Scan the records below. List lines holding "their".

(Records from a dataset)

____________

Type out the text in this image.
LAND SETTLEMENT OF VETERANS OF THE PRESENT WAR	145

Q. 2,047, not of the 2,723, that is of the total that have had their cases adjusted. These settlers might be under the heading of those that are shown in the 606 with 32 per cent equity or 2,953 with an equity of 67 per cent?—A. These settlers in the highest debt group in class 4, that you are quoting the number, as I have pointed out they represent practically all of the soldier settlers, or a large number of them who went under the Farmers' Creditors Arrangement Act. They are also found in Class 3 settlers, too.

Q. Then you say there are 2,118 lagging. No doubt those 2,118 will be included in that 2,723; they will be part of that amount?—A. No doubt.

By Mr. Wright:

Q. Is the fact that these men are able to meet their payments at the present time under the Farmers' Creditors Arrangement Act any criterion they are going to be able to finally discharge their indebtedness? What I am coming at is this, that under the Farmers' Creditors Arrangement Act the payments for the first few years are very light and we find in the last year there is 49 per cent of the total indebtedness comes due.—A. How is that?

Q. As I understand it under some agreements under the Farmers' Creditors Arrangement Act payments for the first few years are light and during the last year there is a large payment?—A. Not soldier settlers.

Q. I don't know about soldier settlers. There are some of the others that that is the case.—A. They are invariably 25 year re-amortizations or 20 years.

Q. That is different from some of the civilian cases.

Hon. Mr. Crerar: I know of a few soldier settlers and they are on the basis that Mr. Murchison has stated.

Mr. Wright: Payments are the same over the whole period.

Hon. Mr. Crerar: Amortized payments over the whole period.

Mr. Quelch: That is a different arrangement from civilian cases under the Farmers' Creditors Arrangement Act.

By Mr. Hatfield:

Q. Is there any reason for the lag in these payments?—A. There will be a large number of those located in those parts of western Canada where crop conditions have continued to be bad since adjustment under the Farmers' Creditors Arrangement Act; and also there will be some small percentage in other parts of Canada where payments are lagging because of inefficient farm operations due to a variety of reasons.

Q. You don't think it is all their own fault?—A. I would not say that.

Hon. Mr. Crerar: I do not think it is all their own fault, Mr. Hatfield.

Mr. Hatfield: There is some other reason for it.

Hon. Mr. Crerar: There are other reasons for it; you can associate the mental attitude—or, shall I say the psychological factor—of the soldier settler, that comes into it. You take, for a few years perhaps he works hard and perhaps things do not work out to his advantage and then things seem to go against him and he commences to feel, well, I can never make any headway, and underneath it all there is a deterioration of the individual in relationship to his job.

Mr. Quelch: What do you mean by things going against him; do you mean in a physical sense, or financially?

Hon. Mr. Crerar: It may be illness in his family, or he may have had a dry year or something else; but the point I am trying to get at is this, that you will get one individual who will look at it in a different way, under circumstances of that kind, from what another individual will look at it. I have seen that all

____________

- [SOLUTION BELOW]
Q. 2,047, not of the 2,723, that is of the total that have had their cases adjusted. These settlers might be under the heading of those that are shown in the 606 with 32 per cent equity or 2,953 with an equity of 67 per cent?—A. These settlers in the highest debt group in class 4, that you are quoting the number, as I have pointed out they represent practically all of the soldier settlers, or a large number of them who went under the Farmers' Creditors Arrangement Act. They are also found in Class 3 settlers, too.
Q. Is the fact that these men are able to meet their payments at the present time under the Farmers' Creditors Arrangement Act any criterion they are going to be able to finally discharge their indebtedness? What I am coming at is this, that under the Farmers' Creditors Arrangement Act the payments for the first few years are very light and we find in the last year there is 49 per cent of the total indebtedness comes due.—A. How is that?
Q. You don't think it is all their own fault?—A. I would not say that.
Hon. Mr. Crerar: I do not think it is all their own fault, Mr. Hatfield.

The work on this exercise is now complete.